TESTO DEL DOCUMENTO:
━━━━━━

La recensione su Le nevi del Kilimangiaro

di yume
8 stelle

Una storia di coraggio quella che questo armeno di Marsiglia mette in scena fra il porto e le case del suo quartiere, l’Estaque, usando la pellicola piuttosto che il digitale per restituire all’ambiente il suo luminoso colore mediterraneo

 

La difficoltà di vivere dei suoi contemporanei, turbati e quasi sfiniti dall’immane travaglio di rinnovamento della civiltà, si riflette in molti dei suoi personaggi, svuotati da un’affranta incapacità ad agire e isolati in un’accorata incomunicabilità … Vi è una dolorosa antitesi tra la volontà di ottenere il bene attraverso la conquista di una dimensione esclusivamente umana dell’esistenza e la constatazione delle forze che a tale aspirazione si oppongono; e quest’impotenza culmina nella drammatica incapacità di trovare una ragione in cui tale conflitto giunga ad una conciliazione.

━━━━━━

MATERIALE RACCOLTO:
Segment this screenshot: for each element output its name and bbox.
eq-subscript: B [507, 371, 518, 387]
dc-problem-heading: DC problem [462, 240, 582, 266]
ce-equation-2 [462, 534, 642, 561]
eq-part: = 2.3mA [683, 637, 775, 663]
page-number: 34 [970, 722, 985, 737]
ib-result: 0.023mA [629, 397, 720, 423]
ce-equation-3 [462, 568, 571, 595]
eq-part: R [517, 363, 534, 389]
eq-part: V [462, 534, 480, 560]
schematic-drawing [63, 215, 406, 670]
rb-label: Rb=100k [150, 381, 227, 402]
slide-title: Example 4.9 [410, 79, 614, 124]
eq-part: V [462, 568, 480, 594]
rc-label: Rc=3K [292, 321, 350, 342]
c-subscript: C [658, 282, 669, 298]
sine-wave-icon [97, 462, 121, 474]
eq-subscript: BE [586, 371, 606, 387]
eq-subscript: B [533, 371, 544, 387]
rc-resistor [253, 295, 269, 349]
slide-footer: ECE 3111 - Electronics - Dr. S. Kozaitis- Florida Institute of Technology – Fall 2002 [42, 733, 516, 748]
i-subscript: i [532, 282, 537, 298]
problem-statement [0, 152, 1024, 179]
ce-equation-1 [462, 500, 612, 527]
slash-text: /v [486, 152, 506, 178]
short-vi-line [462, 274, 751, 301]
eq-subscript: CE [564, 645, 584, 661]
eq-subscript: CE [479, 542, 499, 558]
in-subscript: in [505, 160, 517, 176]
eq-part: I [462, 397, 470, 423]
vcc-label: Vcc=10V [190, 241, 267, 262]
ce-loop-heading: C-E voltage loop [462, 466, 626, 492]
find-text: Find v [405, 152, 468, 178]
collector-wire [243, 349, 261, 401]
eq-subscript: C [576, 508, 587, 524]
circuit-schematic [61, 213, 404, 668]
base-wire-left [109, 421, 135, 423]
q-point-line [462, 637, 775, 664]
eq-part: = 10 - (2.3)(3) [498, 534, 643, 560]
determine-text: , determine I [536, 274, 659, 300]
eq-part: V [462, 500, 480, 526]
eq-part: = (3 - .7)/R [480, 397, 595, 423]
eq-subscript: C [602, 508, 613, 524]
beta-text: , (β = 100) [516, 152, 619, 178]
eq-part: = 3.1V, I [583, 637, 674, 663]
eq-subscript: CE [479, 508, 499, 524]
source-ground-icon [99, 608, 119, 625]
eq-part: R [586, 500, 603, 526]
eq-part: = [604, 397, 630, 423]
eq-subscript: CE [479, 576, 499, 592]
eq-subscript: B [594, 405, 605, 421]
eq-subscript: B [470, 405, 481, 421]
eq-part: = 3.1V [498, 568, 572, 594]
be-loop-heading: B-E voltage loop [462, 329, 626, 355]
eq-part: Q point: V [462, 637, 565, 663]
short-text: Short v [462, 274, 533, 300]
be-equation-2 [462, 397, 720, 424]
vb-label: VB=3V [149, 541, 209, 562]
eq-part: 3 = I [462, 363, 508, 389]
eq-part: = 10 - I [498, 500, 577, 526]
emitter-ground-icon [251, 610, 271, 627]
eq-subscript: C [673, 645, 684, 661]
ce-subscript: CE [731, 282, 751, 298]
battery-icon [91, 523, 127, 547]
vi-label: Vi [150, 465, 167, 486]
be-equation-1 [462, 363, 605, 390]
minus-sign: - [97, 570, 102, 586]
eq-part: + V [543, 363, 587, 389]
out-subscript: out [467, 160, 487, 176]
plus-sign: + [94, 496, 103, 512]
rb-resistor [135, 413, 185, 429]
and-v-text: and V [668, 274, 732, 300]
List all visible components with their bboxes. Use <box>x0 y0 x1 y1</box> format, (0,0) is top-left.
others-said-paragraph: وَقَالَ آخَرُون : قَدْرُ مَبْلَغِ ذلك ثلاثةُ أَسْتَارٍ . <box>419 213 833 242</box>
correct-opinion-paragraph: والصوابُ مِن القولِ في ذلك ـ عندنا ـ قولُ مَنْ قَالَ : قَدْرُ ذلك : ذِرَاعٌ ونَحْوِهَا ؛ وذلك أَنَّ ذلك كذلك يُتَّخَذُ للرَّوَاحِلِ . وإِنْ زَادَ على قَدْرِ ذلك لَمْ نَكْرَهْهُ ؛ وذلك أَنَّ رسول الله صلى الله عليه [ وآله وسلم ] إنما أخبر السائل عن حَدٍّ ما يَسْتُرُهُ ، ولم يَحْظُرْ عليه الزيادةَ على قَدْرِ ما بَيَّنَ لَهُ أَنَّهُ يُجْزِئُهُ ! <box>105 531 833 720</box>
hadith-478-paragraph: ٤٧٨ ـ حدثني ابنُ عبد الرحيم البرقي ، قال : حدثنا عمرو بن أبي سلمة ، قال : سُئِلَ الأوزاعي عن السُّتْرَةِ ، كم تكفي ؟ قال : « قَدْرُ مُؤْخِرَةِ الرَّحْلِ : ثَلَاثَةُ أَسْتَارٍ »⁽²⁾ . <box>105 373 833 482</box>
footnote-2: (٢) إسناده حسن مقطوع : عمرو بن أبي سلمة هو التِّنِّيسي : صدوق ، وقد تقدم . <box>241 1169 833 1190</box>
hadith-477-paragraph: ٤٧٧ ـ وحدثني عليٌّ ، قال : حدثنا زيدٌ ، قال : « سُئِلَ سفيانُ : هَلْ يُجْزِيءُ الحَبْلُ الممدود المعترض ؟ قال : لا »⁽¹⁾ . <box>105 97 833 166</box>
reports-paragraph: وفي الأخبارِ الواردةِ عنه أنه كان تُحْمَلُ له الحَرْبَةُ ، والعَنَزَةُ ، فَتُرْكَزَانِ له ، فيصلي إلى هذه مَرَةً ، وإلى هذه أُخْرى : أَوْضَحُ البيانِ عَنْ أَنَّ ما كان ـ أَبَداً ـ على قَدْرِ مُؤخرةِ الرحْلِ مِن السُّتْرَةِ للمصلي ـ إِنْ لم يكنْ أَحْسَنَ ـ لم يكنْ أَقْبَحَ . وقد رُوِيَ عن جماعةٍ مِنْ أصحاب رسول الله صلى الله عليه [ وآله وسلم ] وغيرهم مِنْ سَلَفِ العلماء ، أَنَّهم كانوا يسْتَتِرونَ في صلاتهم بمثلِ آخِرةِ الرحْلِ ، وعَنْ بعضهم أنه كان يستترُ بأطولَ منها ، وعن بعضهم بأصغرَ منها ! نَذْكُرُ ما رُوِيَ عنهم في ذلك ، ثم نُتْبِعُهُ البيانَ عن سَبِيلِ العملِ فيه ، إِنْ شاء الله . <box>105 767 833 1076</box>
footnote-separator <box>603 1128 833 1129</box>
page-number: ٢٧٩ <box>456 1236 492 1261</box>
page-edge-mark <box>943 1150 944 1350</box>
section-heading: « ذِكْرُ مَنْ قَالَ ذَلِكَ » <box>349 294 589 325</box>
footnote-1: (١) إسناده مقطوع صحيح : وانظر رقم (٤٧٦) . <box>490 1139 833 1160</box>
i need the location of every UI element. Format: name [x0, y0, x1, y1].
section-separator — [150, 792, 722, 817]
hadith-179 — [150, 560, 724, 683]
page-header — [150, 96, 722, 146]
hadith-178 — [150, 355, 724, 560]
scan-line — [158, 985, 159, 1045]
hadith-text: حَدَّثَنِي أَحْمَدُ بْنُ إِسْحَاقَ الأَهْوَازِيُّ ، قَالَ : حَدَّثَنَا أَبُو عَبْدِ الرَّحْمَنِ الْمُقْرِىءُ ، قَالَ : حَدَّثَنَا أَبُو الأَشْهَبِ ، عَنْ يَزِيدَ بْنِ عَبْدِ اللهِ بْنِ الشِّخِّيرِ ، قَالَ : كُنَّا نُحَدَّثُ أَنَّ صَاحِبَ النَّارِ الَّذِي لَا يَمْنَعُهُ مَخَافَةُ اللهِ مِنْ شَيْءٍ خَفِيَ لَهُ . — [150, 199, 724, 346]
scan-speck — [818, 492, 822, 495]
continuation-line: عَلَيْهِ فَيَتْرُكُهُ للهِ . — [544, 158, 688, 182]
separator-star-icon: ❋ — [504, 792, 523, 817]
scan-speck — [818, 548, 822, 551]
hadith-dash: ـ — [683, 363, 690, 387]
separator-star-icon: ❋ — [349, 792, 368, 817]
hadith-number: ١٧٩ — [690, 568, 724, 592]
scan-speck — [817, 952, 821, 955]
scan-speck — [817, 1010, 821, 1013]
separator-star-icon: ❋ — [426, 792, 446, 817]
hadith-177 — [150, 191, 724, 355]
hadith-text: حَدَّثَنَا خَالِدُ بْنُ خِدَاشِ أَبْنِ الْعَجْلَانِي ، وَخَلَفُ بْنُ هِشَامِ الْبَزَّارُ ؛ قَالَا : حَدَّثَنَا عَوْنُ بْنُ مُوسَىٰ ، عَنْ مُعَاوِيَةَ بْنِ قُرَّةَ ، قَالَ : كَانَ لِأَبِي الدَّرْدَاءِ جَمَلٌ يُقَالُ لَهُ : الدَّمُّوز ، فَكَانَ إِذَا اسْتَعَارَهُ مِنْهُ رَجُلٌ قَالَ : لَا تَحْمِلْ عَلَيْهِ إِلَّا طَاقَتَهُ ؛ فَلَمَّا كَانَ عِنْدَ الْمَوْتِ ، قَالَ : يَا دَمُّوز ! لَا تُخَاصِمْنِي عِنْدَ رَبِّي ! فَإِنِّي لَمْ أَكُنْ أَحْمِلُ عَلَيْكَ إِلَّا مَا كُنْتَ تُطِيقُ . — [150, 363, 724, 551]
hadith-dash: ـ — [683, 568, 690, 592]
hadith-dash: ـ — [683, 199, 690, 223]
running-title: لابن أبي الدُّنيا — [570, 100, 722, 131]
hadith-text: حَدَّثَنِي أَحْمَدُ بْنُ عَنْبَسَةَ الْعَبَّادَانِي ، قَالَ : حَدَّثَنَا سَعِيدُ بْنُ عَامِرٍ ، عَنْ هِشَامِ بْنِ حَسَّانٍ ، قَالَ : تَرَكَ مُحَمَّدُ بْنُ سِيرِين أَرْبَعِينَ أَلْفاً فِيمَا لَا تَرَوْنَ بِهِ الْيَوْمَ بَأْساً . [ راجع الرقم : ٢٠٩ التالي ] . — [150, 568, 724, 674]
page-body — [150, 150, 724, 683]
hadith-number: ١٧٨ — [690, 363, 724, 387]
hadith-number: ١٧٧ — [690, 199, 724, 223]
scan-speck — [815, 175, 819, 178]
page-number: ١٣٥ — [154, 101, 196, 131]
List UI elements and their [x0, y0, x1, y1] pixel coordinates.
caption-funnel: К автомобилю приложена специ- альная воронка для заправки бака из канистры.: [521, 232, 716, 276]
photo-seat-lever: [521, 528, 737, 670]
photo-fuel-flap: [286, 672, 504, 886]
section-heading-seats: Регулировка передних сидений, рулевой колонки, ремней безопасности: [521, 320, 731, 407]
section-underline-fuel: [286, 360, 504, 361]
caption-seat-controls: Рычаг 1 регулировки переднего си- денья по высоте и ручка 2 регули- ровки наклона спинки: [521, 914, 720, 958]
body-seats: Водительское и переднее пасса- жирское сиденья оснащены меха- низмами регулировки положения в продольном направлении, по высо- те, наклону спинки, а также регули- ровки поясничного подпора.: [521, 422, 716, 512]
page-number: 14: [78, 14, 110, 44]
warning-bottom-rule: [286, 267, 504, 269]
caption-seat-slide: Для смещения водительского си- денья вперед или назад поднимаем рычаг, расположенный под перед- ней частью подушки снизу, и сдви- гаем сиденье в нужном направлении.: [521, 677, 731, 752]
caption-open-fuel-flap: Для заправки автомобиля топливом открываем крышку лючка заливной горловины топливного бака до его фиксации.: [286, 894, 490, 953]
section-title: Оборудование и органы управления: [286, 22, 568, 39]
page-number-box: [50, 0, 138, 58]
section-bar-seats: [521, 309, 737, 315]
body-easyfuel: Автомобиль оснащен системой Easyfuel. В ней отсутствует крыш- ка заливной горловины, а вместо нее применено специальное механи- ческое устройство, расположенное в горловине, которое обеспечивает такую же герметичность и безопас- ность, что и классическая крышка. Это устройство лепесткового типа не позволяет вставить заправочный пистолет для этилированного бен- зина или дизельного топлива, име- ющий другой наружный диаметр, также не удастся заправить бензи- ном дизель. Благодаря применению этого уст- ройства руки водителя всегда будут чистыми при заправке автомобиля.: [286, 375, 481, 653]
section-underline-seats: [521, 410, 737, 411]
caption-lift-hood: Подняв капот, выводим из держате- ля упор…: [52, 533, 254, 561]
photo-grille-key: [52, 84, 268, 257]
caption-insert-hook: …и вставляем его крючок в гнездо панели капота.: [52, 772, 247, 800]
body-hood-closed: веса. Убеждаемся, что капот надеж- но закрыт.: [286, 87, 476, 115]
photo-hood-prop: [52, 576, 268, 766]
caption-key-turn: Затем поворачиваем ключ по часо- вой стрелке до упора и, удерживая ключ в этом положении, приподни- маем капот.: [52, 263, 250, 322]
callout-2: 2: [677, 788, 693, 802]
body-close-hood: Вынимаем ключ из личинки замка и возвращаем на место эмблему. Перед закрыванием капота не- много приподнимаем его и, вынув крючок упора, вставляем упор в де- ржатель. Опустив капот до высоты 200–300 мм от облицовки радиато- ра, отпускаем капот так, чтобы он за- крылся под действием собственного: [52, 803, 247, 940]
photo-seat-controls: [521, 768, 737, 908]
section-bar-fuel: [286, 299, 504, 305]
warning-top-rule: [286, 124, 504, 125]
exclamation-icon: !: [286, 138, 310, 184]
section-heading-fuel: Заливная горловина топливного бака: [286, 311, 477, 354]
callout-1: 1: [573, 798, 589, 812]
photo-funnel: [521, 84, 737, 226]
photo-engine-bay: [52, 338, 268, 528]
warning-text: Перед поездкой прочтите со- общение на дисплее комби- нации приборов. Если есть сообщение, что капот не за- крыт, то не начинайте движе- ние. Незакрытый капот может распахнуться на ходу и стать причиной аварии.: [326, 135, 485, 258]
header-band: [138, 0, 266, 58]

━━━━━━

CONSEGNA: Prosegui la recensione su Le nevi del Kilimangiaro a partire dalla sua ultima frase. Il materiale è separato dalla recensione e va considerato a parte.

RISPOSTA:
Questa sconsolata visione è peraltro fronteggiata dall’ottimistica fiducia nella fondamentale bontà della natura umana. Menandro è convinto che, se ogni evento della vita si adeguasse alle leggi di questa natura, tutte le cose andrebbero per il meglio, come nel modo migliore si risolvono le vicende delle sue commedie, in un singolare contrasto con l’atteggiamento dei loro pensosi protagonisti, i quali hanno sperimentato la pena di vivere[1]

 

IV sec. a. C., le cose andavano come sono sempre andate per l’uomo, un po’ bene e un po’ male, e, come oggi Guédiguian, anche allora ci fu chi non perse tutte le speranze in quella imprevedibile ma indistruttibile capacità dell’uomo di non essere sempre lupus per l’altro uomo.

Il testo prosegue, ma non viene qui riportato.